§ **Given records**
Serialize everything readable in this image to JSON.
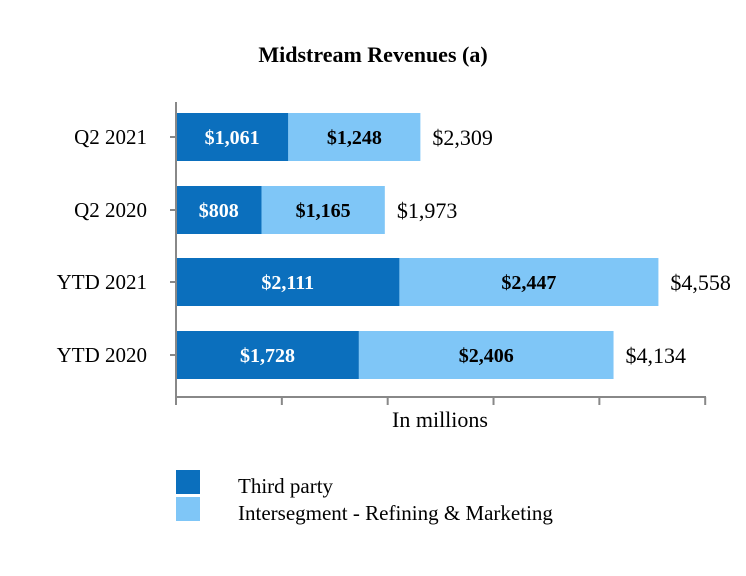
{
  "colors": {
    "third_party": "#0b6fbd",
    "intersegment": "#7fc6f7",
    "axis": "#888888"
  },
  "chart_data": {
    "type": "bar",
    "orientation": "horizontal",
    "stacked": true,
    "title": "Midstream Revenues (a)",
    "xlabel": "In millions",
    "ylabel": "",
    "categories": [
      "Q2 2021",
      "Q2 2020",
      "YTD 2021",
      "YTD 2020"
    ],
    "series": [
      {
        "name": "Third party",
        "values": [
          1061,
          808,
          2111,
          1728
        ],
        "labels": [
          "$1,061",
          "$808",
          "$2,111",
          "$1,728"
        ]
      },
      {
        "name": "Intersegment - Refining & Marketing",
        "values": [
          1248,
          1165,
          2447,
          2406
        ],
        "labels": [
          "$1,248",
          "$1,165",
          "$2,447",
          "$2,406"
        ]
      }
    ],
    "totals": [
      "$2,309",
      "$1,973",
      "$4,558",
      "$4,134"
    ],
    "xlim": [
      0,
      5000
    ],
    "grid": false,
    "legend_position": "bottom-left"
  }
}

§ **Task brief**
Quote all the records verbatim, dropping any pictures from your copy.

§ **Final result**
Serialize everything readable in this image to JSON.
{
  "colors": {
    "third_party": "#0b6fbd",
    "intersegment": "#7fc6f7",
    "axis": "#888888"
  },
  "chart_data": {
    "type": "bar",
    "orientation": "horizontal",
    "stacked": true,
    "title": "Midstream Revenues (a)",
    "xlabel": "In millions",
    "ylabel": "",
    "categories": [
      "Q2 2021",
      "Q2 2020",
      "YTD 2021",
      "YTD 2020"
    ],
    "series": [
      {
        "name": "Third party",
        "values": [
          1061,
          808,
          2111,
          1728
        ],
        "labels": [
          "$1,061",
          "$808",
          "$2,111",
          "$1,728"
        ]
      },
      {
        "name": "Intersegment - Refining & Marketing",
        "values": [
          1248,
          1165,
          2447,
          2406
        ],
        "labels": [
          "$1,248",
          "$1,165",
          "$2,447",
          "$2,406"
        ]
      }
    ],
    "totals": [
      "$2,309",
      "$1,973",
      "$4,558",
      "$4,134"
    ],
    "xlim": [
      0,
      5000
    ],
    "grid": false,
    "legend_position": "bottom-left"
  }
}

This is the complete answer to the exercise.